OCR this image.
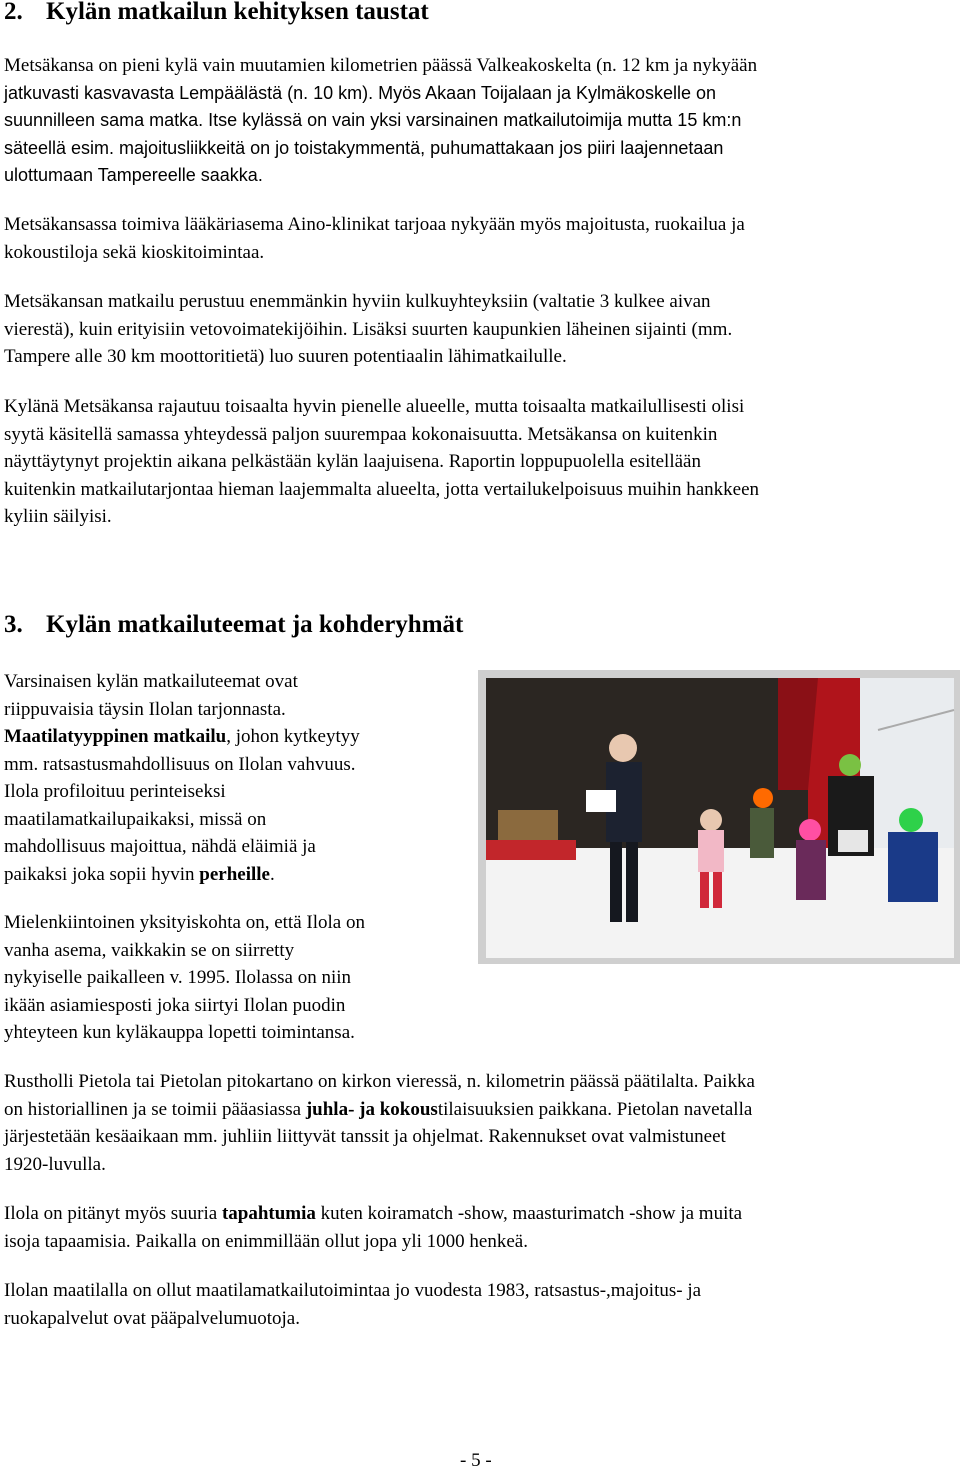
2. Kylän matkailun kehityksen taustat

Metsäkansa on pieni kylä vain muutamien kilometrien päässä Valkeakoskelta (n. 12 km ja nykyään
jatkuvasti kasvavasta Lempäälästä (n. 10 km). Myös Akaan Toijalaan ja Kylmäkoskelle on
suunnilleen sama matka. Itse kylässä on vain yksi varsinainen matkailutoimija mutta 15 km:n
säteellä esim. majoitusliikkeitä on jo toistakymmentä, puhumattakaan jos piiri laajennetaan
ulottumaan Tampereelle saakka.

Metsäkansassa toimiva lääkäriasema Aino-klinikat tarjoaa nykyään myös majoitusta, ruokailua ja
kokoustiloja sekä kioskitoimintaa.

Metsäkansan matkailu perustuu enemmänkin hyviin kulkuyhteyksiin (valtatie 3 kulkee aivan
vierestä), kuin erityisiin vetovoimatekijöihin. Lisäksi suurten kaupunkien läheinen sijainti (mm.
Tampere alle 30 km moottoritietä) luo suuren potentiaalin lähimatkailulle.

Kylänä Metsäkansa rajautuu toisaalta hyvin pienelle alueelle, mutta toisaalta matkailullisesti olisi
syytä käsitellä samassa yhteydessä paljon suurempaa kokonaisuutta. Metsäkansa on kuitenkin
näyttäytynyt projektin aikana pelkästään kylän laajuisena. Raportin loppupuolella esitellään
kuitenkin matkailutarjontaa hieman laajemmalta alueelta, jotta vertailukelpoisuus muihin hankkeen
kyliin säilyisi.

3. Kylän matkailuteemat ja kohderyhmät

Varsinaisen kylän matkailuteemat ovat
riippuvaisia täysin Ilolan tarjonnasta.
Maatilatyyppinen matkailu, johon kytkeytyy
mm. ratsastusmahdollisuus on Ilolan vahvuus.
Ilola profiloituu perinteiseksi
maatilamatkailupaikaksi, missä on
mahdollisuus majoittua, nähdä eläimiä ja
paikaksi joka sopii hyvin perheille.

Mielenkiintoinen yksityiskohta on, että Ilola on
vanha asema, vaikkakin se on siirretty
nykyiselle paikalleen v. 1995. Ilolassa on niin
ikään asiamiesposti joka siirtyi Ilolan puodin
yhteyteen kun kyläkauppa lopetti toimintansa.

Rustholli Pietola tai Pietolan pitokartano on kirkon vieressä, n. kilometrin päässä päätilalta. Paikka
on historiallinen ja se toimii pääasiassa juhla- ja kokoustilaisuuksien paikkana. Pietolan navetalla
järjestetään kesäaikaan mm. juhliin liittyvät tanssit ja ohjelmat. Rakennukset ovat valmistuneet
1920-luvulla.

Ilola on pitänyt myös suuria tapahtumia kuten koiramatch -show, maasturimatch -show ja muita
isoja tapaamisia. Paikalla on enimmillään ollut jopa yli 1000 henkeä.

Ilolan maatilalla on ollut maatilamatkailutoimintaa jo vuodesta 1983, ratsastus-,majoitus- ja
ruokapalvelut ovat pääpalvelumuotoja.

- 5 -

- - -

### The exercise
Give the data above again in full and unchanged, skipping the pictures.

### Output for this task
OCR this image.
2. Kylän matkailun kehityksen taustat

Metsäkansa on pieni kylä vain muutamien kilometrien päässä Valkeakoskelta (n. 12 km ja nykyään
jatkuvasti kasvavasta Lempäälästä (n. 10 km). Myös Akaan Toijalaan ja Kylmäkoskelle on
suunnilleen sama matka. Itse kylässä on vain yksi varsinainen matkailutoimija mutta 15 km:n
säteellä esim. majoitusliikkeitä on jo toistakymmentä, puhumattakaan jos piiri laajennetaan
ulottumaan Tampereelle saakka.

Metsäkansassa toimiva lääkäriasema Aino-klinikat tarjoaa nykyään myös majoitusta, ruokailua ja
kokoustiloja sekä kioskitoimintaa.

Metsäkansan matkailu perustuu enemmänkin hyviin kulkuyhteyksiin (valtatie 3 kulkee aivan
vierestä), kuin erityisiin vetovoimatekijöihin. Lisäksi suurten kaupunkien läheinen sijainti (mm.
Tampere alle 30 km moottoritietä) luo suuren potentiaalin lähimatkailulle.

Kylänä Metsäkansa rajautuu toisaalta hyvin pienelle alueelle, mutta toisaalta matkailullisesti olisi
syytä käsitellä samassa yhteydessä paljon suurempaa kokonaisuutta. Metsäkansa on kuitenkin
näyttäytynyt projektin aikana pelkästään kylän laajuisena. Raportin loppupuolella esitellään
kuitenkin matkailutarjontaa hieman laajemmalta alueelta, jotta vertailukelpoisuus muihin hankkeen
kyliin säilyisi.

3. Kylän matkailuteemat ja kohderyhmät

Varsinaisen kylän matkailuteemat ovat
riippuvaisia täysin Ilolan tarjonnasta.
Maatilatyyppinen matkailu, johon kytkeytyy
mm. ratsastusmahdollisuus on Ilolan vahvuus.
Ilola profiloituu perinteiseksi
maatilamatkailupaikaksi, missä on
mahdollisuus majoittua, nähdä eläimiä ja
paikaksi joka sopii hyvin perheille.

Mielenkiintoinen yksityiskohta on, että Ilola on
vanha asema, vaikkakin se on siirretty
nykyiselle paikalleen v. 1995. Ilolassa on niin
ikään asiamiesposti joka siirtyi Ilolan puodin
yhteyteen kun kyläkauppa lopetti toimintansa.

Rustholli Pietola tai Pietolan pitokartano on kirkon vieressä, n. kilometrin päässä päätilalta. Paikka
on historiallinen ja se toimii pääasiassa juhla- ja kokoustilaisuuksien paikkana. Pietolan navetalla
järjestetään kesäaikaan mm. juhliin liittyvät tanssit ja ohjelmat. Rakennukset ovat valmistuneet
1920-luvulla.

Ilola on pitänyt myös suuria tapahtumia kuten koiramatch -show, maasturimatch -show ja muita
isoja tapaamisia. Paikalla on enimmillään ollut jopa yli 1000 henkeä.

Ilolan maatilalla on ollut maatilamatkailutoimintaa jo vuodesta 1983, ratsastus-,majoitus- ja
ruokapalvelut ovat pääpalvelumuotoja.

- 5 -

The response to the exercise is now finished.